- Poster
- Directed by: Gandhi Krishna
- Written by: Story & Screenplay: Gandhi Krishna Dialogues: Sujatha
- Produced by: V. Gnanavelu Jayaprakash
- Starring: Vishal Reema Sen Bharath
- Cinematography: K. V. Anand
- Edited by: V. T. Vijayan
- Music by: Harris Jayaraj
- Production company: GJ Cinema
- Release date: 10 September 2004;
- Running time: 156 minutes
- Country: India
- Language: Tamil

= Chellamae =

2004 film by Gandhi Krishna

Chellamae is a 2004 Indian Tamil-language romantic thriller film written and directed by Gandhi Krishna, while the dialogues were written by Sujatha. The film stars Vishal (in his acting debut) and Reema Sen, while Bharath plays the antagonist. Vivek and Girish Karnad play supporting roles. It revolves around Mythili (Sen) who, despite being married to Ragunandan (Vishal), is obsessively pursued by Vishwa (Bharath).

> **Record extracts**:
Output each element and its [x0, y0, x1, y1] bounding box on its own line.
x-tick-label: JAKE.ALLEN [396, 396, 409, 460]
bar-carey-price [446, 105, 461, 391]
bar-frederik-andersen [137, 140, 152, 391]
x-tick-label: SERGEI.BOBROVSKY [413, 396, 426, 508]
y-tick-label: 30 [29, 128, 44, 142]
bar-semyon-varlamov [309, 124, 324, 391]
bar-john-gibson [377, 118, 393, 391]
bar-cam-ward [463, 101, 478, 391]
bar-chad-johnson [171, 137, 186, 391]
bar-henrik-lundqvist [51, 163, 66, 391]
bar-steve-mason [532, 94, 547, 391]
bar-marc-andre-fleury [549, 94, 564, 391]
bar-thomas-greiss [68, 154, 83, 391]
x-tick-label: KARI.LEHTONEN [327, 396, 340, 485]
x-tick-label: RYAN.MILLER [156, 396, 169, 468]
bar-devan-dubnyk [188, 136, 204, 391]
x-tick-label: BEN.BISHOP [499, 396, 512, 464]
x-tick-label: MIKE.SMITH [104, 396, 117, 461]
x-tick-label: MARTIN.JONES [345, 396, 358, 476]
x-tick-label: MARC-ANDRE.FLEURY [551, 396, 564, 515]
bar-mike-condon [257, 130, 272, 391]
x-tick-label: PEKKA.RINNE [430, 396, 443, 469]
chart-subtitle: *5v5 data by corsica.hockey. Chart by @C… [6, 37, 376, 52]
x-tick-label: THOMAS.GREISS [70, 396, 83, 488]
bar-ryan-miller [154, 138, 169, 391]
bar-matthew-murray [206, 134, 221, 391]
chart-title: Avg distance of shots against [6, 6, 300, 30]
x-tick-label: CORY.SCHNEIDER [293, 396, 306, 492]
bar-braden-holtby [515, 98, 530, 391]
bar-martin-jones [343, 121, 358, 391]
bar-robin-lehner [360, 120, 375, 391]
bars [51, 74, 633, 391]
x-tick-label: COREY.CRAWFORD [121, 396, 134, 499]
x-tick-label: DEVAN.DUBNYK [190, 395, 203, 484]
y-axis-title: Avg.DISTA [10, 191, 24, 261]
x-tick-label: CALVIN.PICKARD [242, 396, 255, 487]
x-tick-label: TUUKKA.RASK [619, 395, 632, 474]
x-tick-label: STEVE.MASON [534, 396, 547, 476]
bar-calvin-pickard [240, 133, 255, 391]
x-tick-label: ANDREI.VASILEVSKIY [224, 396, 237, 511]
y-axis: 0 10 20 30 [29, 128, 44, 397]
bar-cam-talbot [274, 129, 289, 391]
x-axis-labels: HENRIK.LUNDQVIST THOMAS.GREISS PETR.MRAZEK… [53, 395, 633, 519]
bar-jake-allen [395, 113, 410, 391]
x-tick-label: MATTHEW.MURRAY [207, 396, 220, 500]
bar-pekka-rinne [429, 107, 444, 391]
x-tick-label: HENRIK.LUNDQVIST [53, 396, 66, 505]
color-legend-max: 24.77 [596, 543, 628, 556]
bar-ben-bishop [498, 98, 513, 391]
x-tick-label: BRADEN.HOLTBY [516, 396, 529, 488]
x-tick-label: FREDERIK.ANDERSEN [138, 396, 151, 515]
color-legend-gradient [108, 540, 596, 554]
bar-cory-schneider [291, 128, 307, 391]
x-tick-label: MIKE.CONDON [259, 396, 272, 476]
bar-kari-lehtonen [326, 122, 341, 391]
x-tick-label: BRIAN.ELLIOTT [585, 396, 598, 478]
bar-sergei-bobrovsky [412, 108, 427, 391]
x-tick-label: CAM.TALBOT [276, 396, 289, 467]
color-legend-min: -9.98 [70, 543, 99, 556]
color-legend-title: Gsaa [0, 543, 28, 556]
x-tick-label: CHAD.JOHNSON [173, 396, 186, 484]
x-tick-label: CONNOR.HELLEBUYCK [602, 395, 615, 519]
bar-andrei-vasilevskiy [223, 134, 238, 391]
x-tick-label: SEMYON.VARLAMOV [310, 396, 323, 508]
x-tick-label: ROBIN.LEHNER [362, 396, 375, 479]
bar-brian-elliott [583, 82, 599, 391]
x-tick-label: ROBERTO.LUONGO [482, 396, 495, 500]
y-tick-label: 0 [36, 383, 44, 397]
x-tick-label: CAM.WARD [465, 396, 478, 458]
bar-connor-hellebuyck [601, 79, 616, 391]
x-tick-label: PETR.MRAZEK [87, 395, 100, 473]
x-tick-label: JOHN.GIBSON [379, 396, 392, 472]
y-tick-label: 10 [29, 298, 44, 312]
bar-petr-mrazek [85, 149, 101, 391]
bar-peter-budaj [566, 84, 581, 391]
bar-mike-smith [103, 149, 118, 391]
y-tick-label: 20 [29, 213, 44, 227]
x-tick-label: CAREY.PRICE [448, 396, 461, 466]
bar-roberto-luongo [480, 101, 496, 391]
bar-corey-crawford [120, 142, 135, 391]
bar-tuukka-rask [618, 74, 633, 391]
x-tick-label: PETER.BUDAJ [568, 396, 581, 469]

> **What the exercise asks**:
Rewrite the Chellamae text from "Chellamae is a" to "by Vishwa (Bharath).", swapping "romantic" for "psychological".

> **Worked answer**:
Chellamae is a 2004 Indian Tamil-language psychological thriller film written and directed by Gandhi Krishna, while the dialogues were written by Sujatha. The film stars Vishal (in his acting debut) and Reema Sen, while Bharath plays the antagonist. Vivek and Girish Karnad play supporting roles. It revolves around Mythili (Sen) who, despite being married to Ragunandan (Vishal), is obsessively pursued by Vishwa (Bharath).